* The request
Repeat, exactly and completely, the entries shown underneath.

— Start —

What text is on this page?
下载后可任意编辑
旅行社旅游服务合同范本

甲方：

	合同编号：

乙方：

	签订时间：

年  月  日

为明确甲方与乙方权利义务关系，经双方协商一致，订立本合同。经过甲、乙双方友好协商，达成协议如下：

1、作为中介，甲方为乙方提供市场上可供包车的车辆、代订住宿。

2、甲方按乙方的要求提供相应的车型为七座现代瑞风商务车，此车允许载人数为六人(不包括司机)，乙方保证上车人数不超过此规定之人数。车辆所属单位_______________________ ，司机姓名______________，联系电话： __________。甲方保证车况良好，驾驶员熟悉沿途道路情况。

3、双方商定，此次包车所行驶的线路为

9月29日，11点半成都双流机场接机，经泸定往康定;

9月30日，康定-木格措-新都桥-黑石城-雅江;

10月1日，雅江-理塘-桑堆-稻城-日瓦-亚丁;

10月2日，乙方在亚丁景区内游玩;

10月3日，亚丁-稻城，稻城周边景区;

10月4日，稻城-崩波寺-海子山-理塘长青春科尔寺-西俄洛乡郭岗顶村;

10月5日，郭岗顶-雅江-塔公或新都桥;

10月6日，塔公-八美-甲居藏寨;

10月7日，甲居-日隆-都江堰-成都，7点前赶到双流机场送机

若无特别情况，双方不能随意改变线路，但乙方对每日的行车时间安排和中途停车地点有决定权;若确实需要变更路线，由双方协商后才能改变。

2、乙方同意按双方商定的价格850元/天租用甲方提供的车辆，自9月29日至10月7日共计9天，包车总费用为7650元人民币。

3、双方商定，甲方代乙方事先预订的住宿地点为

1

— End —

* Result of the task
What text is on this page?
下载后可任意编辑
旅行社旅游服务合同范本

甲方：

	合同编号：

乙方：

	签订时间：

年  月  日

为明确甲方与乙方权利义务关系，经双方协商一致，订立本合同。经过甲、乙双方友好协商，达成协议如下：

1、作为中介，甲方为乙方提供市场上可供包车的车辆、代订住宿。

2、甲方按乙方的要求提供相应的车型为七座现代瑞风商务车，此车允许载人数为六人(不包括司机)，乙方保证上车人数不超过此规定之人数。车辆所属单位_______________________ ，司机姓名______________，联系电话： __________。甲方保证车况良好，驾驶员熟悉沿途道路情况。

3、双方商定，此次包车所行驶的线路为

9月29日，11点半成都双流机场接机，经泸定往康定;

9月30日，康定-木格措-新都桥-黑石城-雅江;

10月1日，雅江-理塘-桑堆-稻城-日瓦-亚丁;

10月2日，乙方在亚丁景区内游玩;

10月3日，亚丁-稻城，稻城周边景区;

10月4日，稻城-崩波寺-海子山-理塘长青春科尔寺-西俄洛乡郭岗顶村;

10月5日，郭岗顶-雅江-塔公或新都桥;

10月6日，塔公-八美-甲居藏寨;

10月7日，甲居-日隆-都江堰-成都，7点前赶到双流机场送机

若无特别情况，双方不能随意改变线路，但乙方对每日的行车时间安排和中途停车地点有决定权;若确实需要变更路线，由双方协商后才能改变。

2、乙方同意按双方商定的价格850元/天租用甲方提供的车辆，自9月29日至10月7日共计9天，包车总费用为7650元人民币。

3、双方商定，甲方代乙方事先预订的住宿地点为

1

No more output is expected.